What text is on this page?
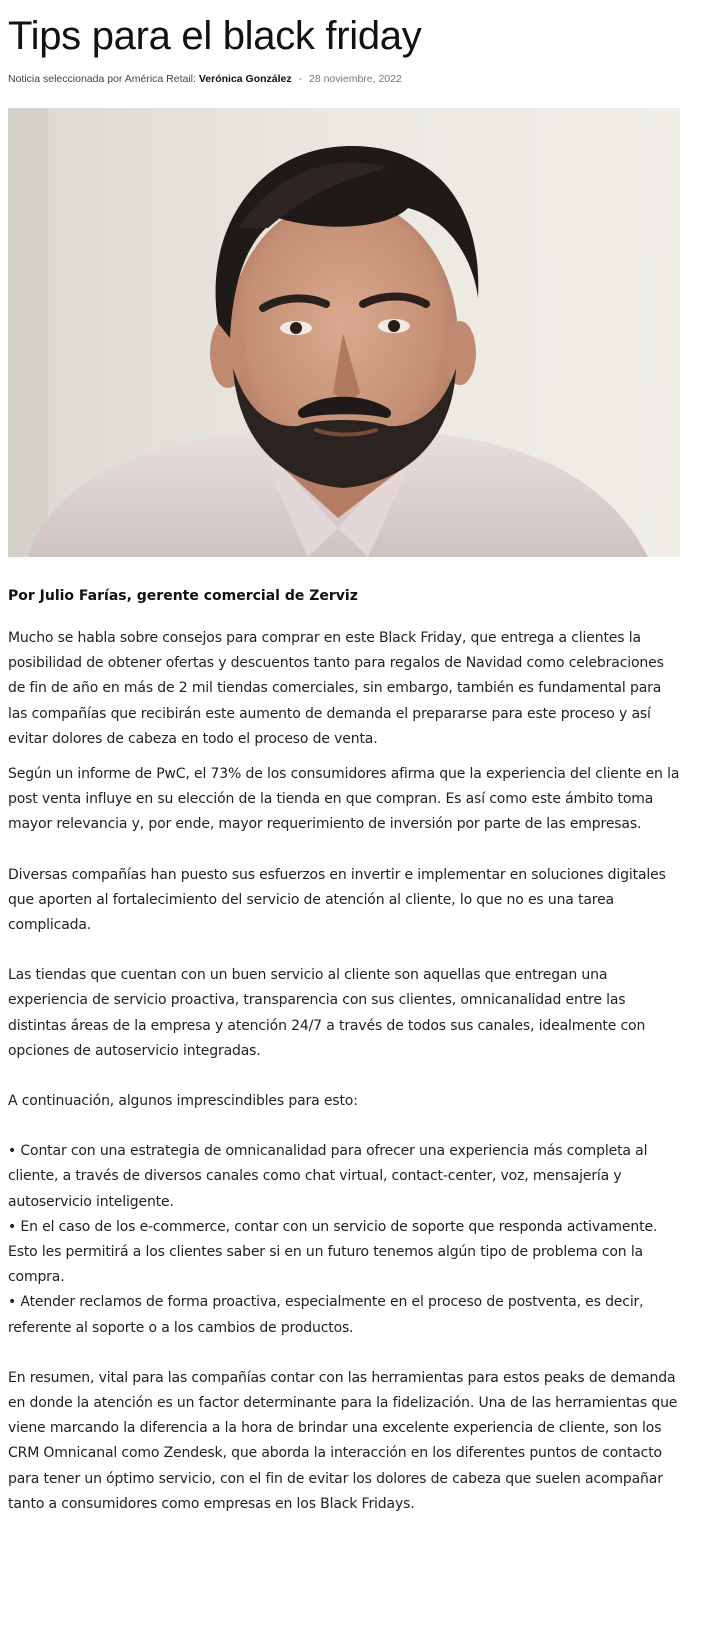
Tips para el black friday
Noticia seleccionada por América Retail: Verónica González - 28 noviembre, 2022
Por Julio Farías, gerente comercial de Zerviz

Mucho se habla sobre consejos para comprar en este Black Friday, que entrega a clientes la posibilidad de obtener ofertas y descuentos tanto para regalos de Navidad como celebraciones de fin de año en más de 2 mil tiendas comerciales, sin embargo, también es fundamental para las compañías que recibirán este aumento de demanda el prepararse para este proceso y así evitar dolores de cabeza en todo el proceso de venta.

Según un informe de PwC, el 73% de los consumidores afirma que la experiencia del cliente en la post venta influye en su elección de la tienda en que compran. Es así como este ámbito toma mayor relevancia y, por ende, mayor requerimiento de inversión por parte de las empresas.

Diversas compañías han puesto sus esfuerzos en invertir e implementar en soluciones digitales que aporten al fortalecimiento del servicio de atención al cliente, lo que no es una tarea complicada.

Las tiendas que cuentan con un buen servicio al cliente son aquellas que entregan una experiencia de servicio proactiva, transparencia con sus clientes, omnicanalidad entre las distintas áreas de la empresa y atención 24/7 a través de todos sus canales, idealmente con opciones de autoservicio integradas.

A continuación, algunos imprescindibles para esto:

• Contar con una estrategia de omnicanalidad para ofrecer una experiencia más completa al cliente, a través de diversos canales como chat virtual, contact-center, voz, mensajería y autoservicio inteligente.

• En el caso de los e-commerce, contar con un servicio de soporte que responda activamente. Esto les permitirá a los clientes saber si en un futuro tenemos algún tipo de problema con la compra.

• Atender reclamos de forma proactiva, especialmente en el proceso de postventa, es decir, referente al soporte o a los cambios de productos.

En resumen, vital para las compañías contar con las herramientas para estos peaks de demanda en donde la atención es un factor determinante para la fidelización. Una de las herramientas que viene marcando la diferencia a la hora de brindar una excelente experiencia de cliente, son los CRM Omnicanal como Zendesk, que aborda la interacción en los diferentes puntos de contacto para tener un óptimo servicio, con el fin de evitar los dolores de cabeza que suelen acompañar tanto a consumidores como empresas en los Black Fridays.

**PROBLEM TO SOLVE**
Copy each line above that contains the string "soporte".

**THE COMPLETED TASK**
• En el caso de los e-commerce, contar con un servicio de soporte que responda activamente. Esto les permitirá a los clientes saber si en un futuro tenemos algún tipo de problema con la compra.
• Atender reclamos de forma proactiva, especialmente en el proceso de postventa, es decir, referente al soporte o a los cambios de productos.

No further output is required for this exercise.